REQUEST => Rewrite the records below, changing each "x-tick-label" to "x-axis-label" and leaving the rest unaltered.
>> Begin
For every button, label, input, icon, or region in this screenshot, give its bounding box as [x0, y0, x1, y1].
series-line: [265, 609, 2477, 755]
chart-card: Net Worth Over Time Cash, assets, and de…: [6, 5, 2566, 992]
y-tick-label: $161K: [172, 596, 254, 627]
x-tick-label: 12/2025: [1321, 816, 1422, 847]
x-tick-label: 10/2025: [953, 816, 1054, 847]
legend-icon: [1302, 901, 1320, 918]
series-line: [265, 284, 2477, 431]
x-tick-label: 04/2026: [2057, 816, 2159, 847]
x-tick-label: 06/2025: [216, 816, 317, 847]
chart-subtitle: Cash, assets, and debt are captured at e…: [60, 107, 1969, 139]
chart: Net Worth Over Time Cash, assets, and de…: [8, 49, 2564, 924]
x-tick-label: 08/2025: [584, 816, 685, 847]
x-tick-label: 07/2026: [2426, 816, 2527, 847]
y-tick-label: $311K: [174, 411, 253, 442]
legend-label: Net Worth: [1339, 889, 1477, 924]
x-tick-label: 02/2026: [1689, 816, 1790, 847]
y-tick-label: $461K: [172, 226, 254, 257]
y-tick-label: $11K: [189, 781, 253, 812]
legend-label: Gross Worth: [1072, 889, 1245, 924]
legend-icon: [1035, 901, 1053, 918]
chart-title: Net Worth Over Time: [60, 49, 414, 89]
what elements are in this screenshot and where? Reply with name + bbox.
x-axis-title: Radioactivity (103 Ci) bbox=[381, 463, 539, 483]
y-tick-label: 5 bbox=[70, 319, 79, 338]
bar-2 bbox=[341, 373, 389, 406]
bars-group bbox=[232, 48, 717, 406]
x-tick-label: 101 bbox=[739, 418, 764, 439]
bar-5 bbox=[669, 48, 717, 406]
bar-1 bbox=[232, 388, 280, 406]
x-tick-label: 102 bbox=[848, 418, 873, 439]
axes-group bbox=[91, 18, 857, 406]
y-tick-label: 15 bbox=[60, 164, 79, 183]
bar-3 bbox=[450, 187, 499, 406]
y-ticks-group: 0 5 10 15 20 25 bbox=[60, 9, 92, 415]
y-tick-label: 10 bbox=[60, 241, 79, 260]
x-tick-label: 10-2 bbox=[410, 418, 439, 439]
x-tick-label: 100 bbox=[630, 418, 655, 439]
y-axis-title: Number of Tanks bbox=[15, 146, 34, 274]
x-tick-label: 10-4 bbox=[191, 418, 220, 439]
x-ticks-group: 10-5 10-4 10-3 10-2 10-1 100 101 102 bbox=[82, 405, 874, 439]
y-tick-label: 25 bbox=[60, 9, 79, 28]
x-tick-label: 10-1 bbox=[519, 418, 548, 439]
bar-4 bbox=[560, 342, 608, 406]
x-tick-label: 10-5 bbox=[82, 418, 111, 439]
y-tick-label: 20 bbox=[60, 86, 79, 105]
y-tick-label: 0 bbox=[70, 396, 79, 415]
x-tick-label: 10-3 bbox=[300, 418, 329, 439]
>> End
RESULT =>
For every button, label, input, icon, or region in this screenshot, give its bounding box as [x0, y0, x1, y1].
series-line: [265, 609, 2477, 755]
chart-card: Net Worth Over Time Cash, assets, and de…: [6, 5, 2566, 992]
y-tick-label: $161K: [172, 596, 254, 627]
x-axis-label: 12/2025: [1321, 816, 1422, 847]
x-axis-label: 10/2025: [953, 816, 1054, 847]
legend-icon: [1302, 901, 1320, 918]
series-line: [265, 284, 2477, 431]
x-axis-label: 04/2026: [2057, 816, 2159, 847]
x-axis-label: 06/2025: [216, 816, 317, 847]
chart-subtitle: Cash, assets, and debt are captured at e…: [60, 107, 1969, 139]
chart: Net Worth Over Time Cash, assets, and de…: [8, 49, 2564, 924]
x-axis-label: 08/2025: [584, 816, 685, 847]
x-axis-label: 07/2026: [2426, 816, 2527, 847]
y-tick-label: $311K: [174, 411, 253, 442]
legend-label: Net Worth: [1339, 889, 1477, 924]
x-axis-label: 02/2026: [1689, 816, 1790, 847]
y-tick-label: $461K: [172, 226, 254, 257]
y-tick-label: $11K: [189, 781, 253, 812]
legend-label: Gross Worth: [1072, 889, 1245, 924]
legend-icon: [1035, 901, 1053, 918]
chart-title: Net Worth Over Time: [60, 49, 414, 89]
what elements are in this screenshot and where? Reply with name + bbox.
x-axis-title: Radioactivity (103 Ci) bbox=[381, 463, 539, 483]
y-tick-label: 5 bbox=[70, 319, 79, 338]
bar-2 bbox=[341, 373, 389, 406]
bars-group bbox=[232, 48, 717, 406]
x-axis-label: 101 bbox=[739, 418, 764, 439]
bar-5 bbox=[669, 48, 717, 406]
bar-1 bbox=[232, 388, 280, 406]
x-axis-label: 102 bbox=[848, 418, 873, 439]
axes-group bbox=[91, 18, 857, 406]
y-tick-label: 15 bbox=[60, 164, 79, 183]
bar-3 bbox=[450, 187, 499, 406]
y-ticks-group: 0 5 10 15 20 25 bbox=[60, 9, 92, 415]
y-tick-label: 10 bbox=[60, 241, 79, 260]
x-axis-label: 10-2 bbox=[410, 418, 439, 439]
x-axis-label: 100 bbox=[630, 418, 655, 439]
y-axis-title: Number of Tanks bbox=[15, 146, 34, 274]
x-axis-label: 10-4 bbox=[191, 418, 220, 439]
x-ticks-group: 10-5 10-4 10-3 10-2 10-1 100 101 102 bbox=[82, 405, 874, 439]
y-tick-label: 25 bbox=[60, 9, 79, 28]
x-axis-label: 10-1 bbox=[519, 418, 548, 439]
bar-4 bbox=[560, 342, 608, 406]
x-axis-label: 10-5 bbox=[82, 418, 111, 439]
y-tick-label: 20 bbox=[60, 86, 79, 105]
y-tick-label: 0 bbox=[70, 396, 79, 415]
x-axis-label: 10-3 bbox=[300, 418, 329, 439]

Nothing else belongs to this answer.